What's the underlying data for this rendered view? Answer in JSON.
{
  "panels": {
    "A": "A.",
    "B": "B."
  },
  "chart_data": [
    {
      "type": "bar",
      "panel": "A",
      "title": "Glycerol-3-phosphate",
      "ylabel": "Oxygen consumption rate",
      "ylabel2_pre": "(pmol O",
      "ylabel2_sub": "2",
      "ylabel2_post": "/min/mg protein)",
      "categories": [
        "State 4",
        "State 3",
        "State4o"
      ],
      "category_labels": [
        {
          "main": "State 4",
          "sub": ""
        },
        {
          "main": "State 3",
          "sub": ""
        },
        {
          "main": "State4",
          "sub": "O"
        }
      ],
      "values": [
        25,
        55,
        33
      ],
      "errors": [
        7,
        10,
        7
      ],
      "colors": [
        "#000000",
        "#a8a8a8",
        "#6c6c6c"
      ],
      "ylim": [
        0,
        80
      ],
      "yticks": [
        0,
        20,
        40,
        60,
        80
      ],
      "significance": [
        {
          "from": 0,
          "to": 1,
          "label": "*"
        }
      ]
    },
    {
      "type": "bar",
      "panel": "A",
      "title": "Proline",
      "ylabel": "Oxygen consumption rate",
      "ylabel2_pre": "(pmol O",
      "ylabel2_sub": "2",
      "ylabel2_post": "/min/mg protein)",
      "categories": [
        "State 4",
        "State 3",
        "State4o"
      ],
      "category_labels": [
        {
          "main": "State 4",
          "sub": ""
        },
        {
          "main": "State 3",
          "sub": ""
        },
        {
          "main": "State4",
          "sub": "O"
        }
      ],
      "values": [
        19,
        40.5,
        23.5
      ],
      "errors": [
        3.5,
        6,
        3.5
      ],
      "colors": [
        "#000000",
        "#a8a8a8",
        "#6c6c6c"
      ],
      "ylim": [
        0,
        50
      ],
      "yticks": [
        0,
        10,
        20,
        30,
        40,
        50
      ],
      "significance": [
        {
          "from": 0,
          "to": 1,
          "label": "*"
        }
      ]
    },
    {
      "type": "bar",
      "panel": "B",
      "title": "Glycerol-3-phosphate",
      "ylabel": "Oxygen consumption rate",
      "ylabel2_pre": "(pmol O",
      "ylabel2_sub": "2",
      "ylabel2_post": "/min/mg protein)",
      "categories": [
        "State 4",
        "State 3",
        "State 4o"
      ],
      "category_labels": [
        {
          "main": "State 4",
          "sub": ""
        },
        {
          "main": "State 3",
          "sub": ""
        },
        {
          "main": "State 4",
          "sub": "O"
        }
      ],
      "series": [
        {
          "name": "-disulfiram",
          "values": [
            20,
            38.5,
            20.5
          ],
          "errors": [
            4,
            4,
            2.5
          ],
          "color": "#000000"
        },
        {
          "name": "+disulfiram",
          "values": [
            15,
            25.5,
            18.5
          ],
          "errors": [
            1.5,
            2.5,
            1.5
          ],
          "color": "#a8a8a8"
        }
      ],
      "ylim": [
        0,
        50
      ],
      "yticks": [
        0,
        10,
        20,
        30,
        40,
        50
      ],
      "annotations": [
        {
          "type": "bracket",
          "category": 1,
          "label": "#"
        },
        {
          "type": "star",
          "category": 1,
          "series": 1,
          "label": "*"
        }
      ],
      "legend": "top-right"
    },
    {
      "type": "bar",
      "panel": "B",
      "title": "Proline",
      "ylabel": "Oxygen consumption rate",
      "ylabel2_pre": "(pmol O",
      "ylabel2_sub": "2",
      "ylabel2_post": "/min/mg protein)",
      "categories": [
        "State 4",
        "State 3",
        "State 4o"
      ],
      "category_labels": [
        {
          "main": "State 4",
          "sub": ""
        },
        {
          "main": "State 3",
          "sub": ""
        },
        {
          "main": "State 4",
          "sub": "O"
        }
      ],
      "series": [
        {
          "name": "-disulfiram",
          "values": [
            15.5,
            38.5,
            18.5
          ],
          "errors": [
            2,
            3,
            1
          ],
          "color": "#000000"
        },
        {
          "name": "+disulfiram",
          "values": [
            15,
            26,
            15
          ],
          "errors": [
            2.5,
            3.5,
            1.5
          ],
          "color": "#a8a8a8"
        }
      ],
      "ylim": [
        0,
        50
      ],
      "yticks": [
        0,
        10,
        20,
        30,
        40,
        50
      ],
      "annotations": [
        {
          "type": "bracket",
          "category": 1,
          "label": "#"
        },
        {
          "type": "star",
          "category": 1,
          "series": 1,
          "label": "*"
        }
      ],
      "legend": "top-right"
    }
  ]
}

> Activity: Print out the data exactly once more.

> Result for this task:
What's the underlying data for this rendered view? Answer in JSON.
{
  "panels": {
    "A": "A.",
    "B": "B."
  },
  "chart_data": [
    {
      "type": "bar",
      "panel": "A",
      "title": "Glycerol-3-phosphate",
      "ylabel": "Oxygen consumption rate",
      "ylabel2_pre": "(pmol O",
      "ylabel2_sub": "2",
      "ylabel2_post": "/min/mg protein)",
      "categories": [
        "State 4",
        "State 3",
        "State4o"
      ],
      "category_labels": [
        {
          "main": "State 4",
          "sub": ""
        },
        {
          "main": "State 3",
          "sub": ""
        },
        {
          "main": "State4",
          "sub": "O"
        }
      ],
      "values": [
        25,
        55,
        33
      ],
      "errors": [
        7,
        10,
        7
      ],
      "colors": [
        "#000000",
        "#a8a8a8",
        "#6c6c6c"
      ],
      "ylim": [
        0,
        80
      ],
      "yticks": [
        0,
        20,
        40,
        60,
        80
      ],
      "significance": [
        {
          "from": 0,
          "to": 1,
          "label": "*"
        }
      ]
    },
    {
      "type": "bar",
      "panel": "A",
      "title": "Proline",
      "ylabel": "Oxygen consumption rate",
      "ylabel2_pre": "(pmol O",
      "ylabel2_sub": "2",
      "ylabel2_post": "/min/mg protein)",
      "categories": [
        "State 4",
        "State 3",
        "State4o"
      ],
      "category_labels": [
        {
          "main": "State 4",
          "sub": ""
        },
        {
          "main": "State 3",
          "sub": ""
        },
        {
          "main": "State4",
          "sub": "O"
        }
      ],
      "values": [
        19,
        40.5,
        23.5
      ],
      "errors": [
        3.5,
        6,
        3.5
      ],
      "colors": [
        "#000000",
        "#a8a8a8",
        "#6c6c6c"
      ],
      "ylim": [
        0,
        50
      ],
      "yticks": [
        0,
        10,
        20,
        30,
        40,
        50
      ],
      "significance": [
        {
          "from": 0,
          "to": 1,
          "label": "*"
        }
      ]
    },
    {
      "type": "bar",
      "panel": "B",
      "title": "Glycerol-3-phosphate",
      "ylabel": "Oxygen consumption rate",
      "ylabel2_pre": "(pmol O",
      "ylabel2_sub": "2",
      "ylabel2_post": "/min/mg protein)",
      "categories": [
        "State 4",
        "State 3",
        "State 4o"
      ],
      "category_labels": [
        {
          "main": "State 4",
          "sub": ""
        },
        {
          "main": "State 3",
          "sub": ""
        },
        {
          "main": "State 4",
          "sub": "O"
        }
      ],
      "series": [
        {
          "name": "-disulfiram",
          "values": [
            20,
            38.5,
            20.5
          ],
          "errors": [
            4,
            4,
            2.5
          ],
          "color": "#000000"
        },
        {
          "name": "+disulfiram",
          "values": [
            15,
            25.5,
            18.5
          ],
          "errors": [
            1.5,
            2.5,
            1.5
          ],
          "color": "#a8a8a8"
        }
      ],
      "ylim": [
        0,
        50
      ],
      "yticks": [
        0,
        10,
        20,
        30,
        40,
        50
      ],
      "annotations": [
        {
          "type": "bracket",
          "category": 1,
          "label": "#"
        },
        {
          "type": "star",
          "category": 1,
          "series": 1,
          "label": "*"
        }
      ],
      "legend": "top-right"
    },
    {
      "type": "bar",
      "panel": "B",
      "title": "Proline",
      "ylabel": "Oxygen consumption rate",
      "ylabel2_pre": "(pmol O",
      "ylabel2_sub": "2",
      "ylabel2_post": "/min/mg protein)",
      "categories": [
        "State 4",
        "State 3",
        "State 4o"
      ],
      "category_labels": [
        {
          "main": "State 4",
          "sub": ""
        },
        {
          "main": "State 3",
          "sub": ""
        },
        {
          "main": "State 4",
          "sub": "O"
        }
      ],
      "series": [
        {
          "name": "-disulfiram",
          "values": [
            15.5,
            38.5,
            18.5
          ],
          "errors": [
            2,
            3,
            1
          ],
          "color": "#000000"
        },
        {
          "name": "+disulfiram",
          "values": [
            15,
            26,
            15
          ],
          "errors": [
            2.5,
            3.5,
            1.5
          ],
          "color": "#a8a8a8"
        }
      ],
      "ylim": [
        0,
        50
      ],
      "yticks": [
        0,
        10,
        20,
        30,
        40,
        50
      ],
      "annotations": [
        {
          "type": "bracket",
          "category": 1,
          "label": "#"
        },
        {
          "type": "star",
          "category": 1,
          "series": 1,
          "label": "*"
        }
      ],
      "legend": "top-right"
    }
  ]
}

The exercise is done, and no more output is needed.